>> begin Records for this task

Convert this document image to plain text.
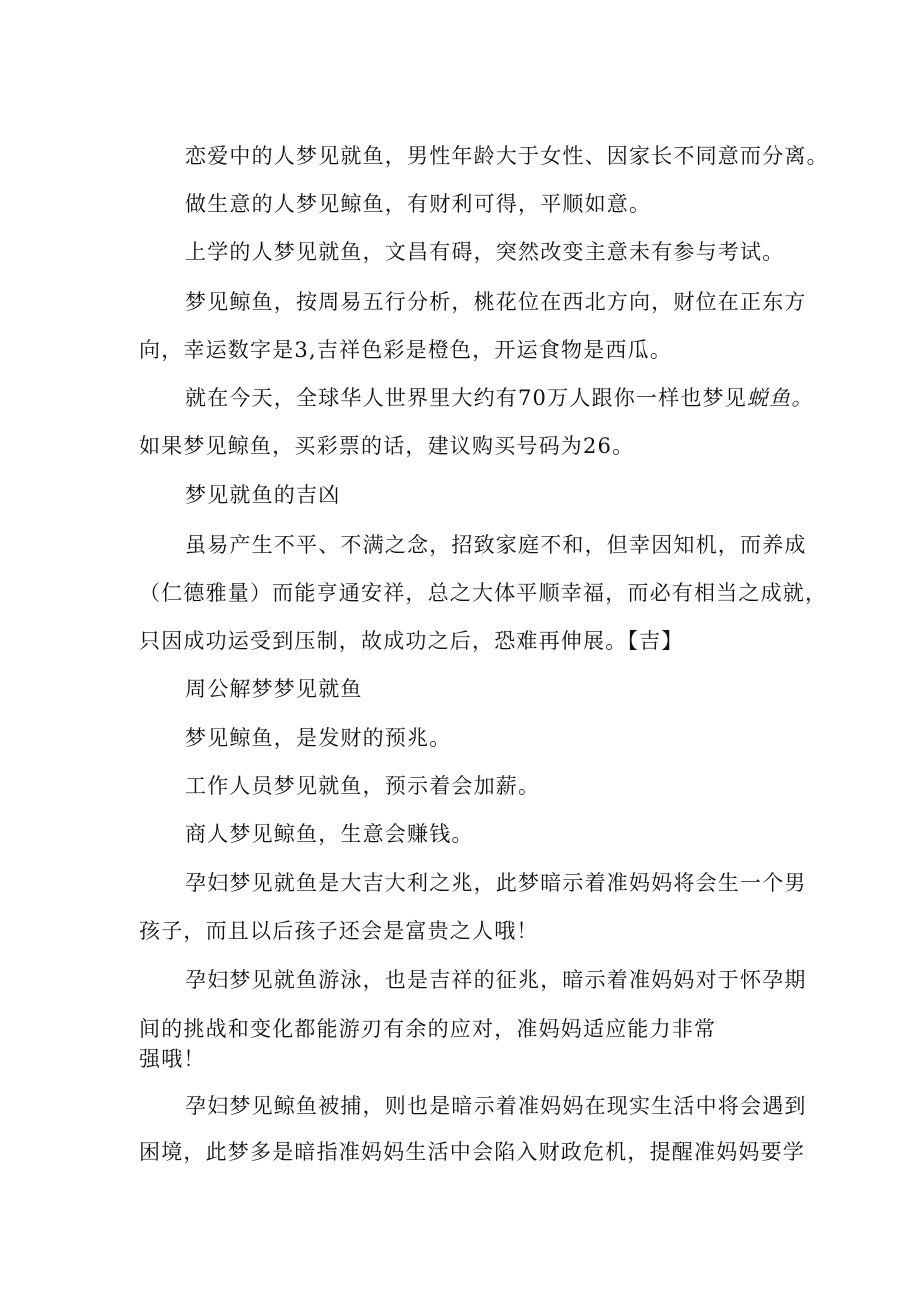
恋爱中的人梦见就鱼，男性年龄大于女性、因家长不同意而分离。
做生意的人梦见鲸鱼，有财利可得，平顺如意。
上学的人梦见就鱼，文昌有碍，突然改变主意未有参与考试。
梦见鲸鱼，按周易五行分析，桃花位在西北方向，财位在正东方
向，幸运数字是3,吉祥色彩是橙色，开运食物是西瓜。
就在今天，全球华人世界里大约有70万人跟你一样也梦见蜕鱼。
如果梦见鲸鱼，买彩票的话，建议购买号码为26。
梦见就鱼的吉凶
虽易产生不平、不满之念，招致家庭不和，但幸因知机，而养成
（仁德雅量）而能亨通安祥，总之大体平顺幸福，而必有相当之成就，
只因成功运受到压制，故成功之后，恐难再伸展。【吉】
周公解梦梦见就鱼
梦见鲸鱼，是发财的预兆。
工作人员梦见就鱼，预示着会加薪。
商人梦见鲸鱼，生意会赚钱。
孕妇梦见就鱼是大吉大利之兆，此梦暗示着准妈妈将会生一个男
孩子，而且以后孩子还会是富贵之人哦！
孕妇梦见就鱼游泳，也是吉祥的征兆，暗示着准妈妈对于怀孕期
间的挑战和变化都能游刃有余的应对，准妈妈适应能力非常
强哦！
孕妇梦见鲸鱼被捕，则也是暗示着准妈妈在现实生活中将会遇到
困境，此梦多是暗指准妈妈生活中会陷入财政危机，提醒准妈妈要学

>> end Records for this task

• _Exercise directions_: Write out every line above exactly as it is, leaving out the pictures.

• _Answer to this task_:
Convert this document image to plain text.
恋爱中的人梦见就鱼，男性年龄大于女性、因家长不同意而分离。
做生意的人梦见鲸鱼，有财利可得，平顺如意。
上学的人梦见就鱼，文昌有碍，突然改变主意未有参与考试。
梦见鲸鱼，按周易五行分析，桃花位在西北方向，财位在正东方
向，幸运数字是3,吉祥色彩是橙色，开运食物是西瓜。
就在今天，全球华人世界里大约有70万人跟你一样也梦见蜕鱼。
如果梦见鲸鱼，买彩票的话，建议购买号码为26。
梦见就鱼的吉凶
虽易产生不平、不满之念，招致家庭不和，但幸因知机，而养成
（仁德雅量）而能亨通安祥，总之大体平顺幸福，而必有相当之成就，
只因成功运受到压制，故成功之后，恐难再伸展。【吉】
周公解梦梦见就鱼
梦见鲸鱼，是发财的预兆。
工作人员梦见就鱼，预示着会加薪。
商人梦见鲸鱼，生意会赚钱。
孕妇梦见就鱼是大吉大利之兆，此梦暗示着准妈妈将会生一个男
孩子，而且以后孩子还会是富贵之人哦！
孕妇梦见就鱼游泳，也是吉祥的征兆，暗示着准妈妈对于怀孕期
间的挑战和变化都能游刃有余的应对，准妈妈适应能力非常
强哦！
孕妇梦见鲸鱼被捕，则也是暗示着准妈妈在现实生活中将会遇到
困境，此梦多是暗指准妈妈生活中会陷入财政危机，提醒准妈妈要学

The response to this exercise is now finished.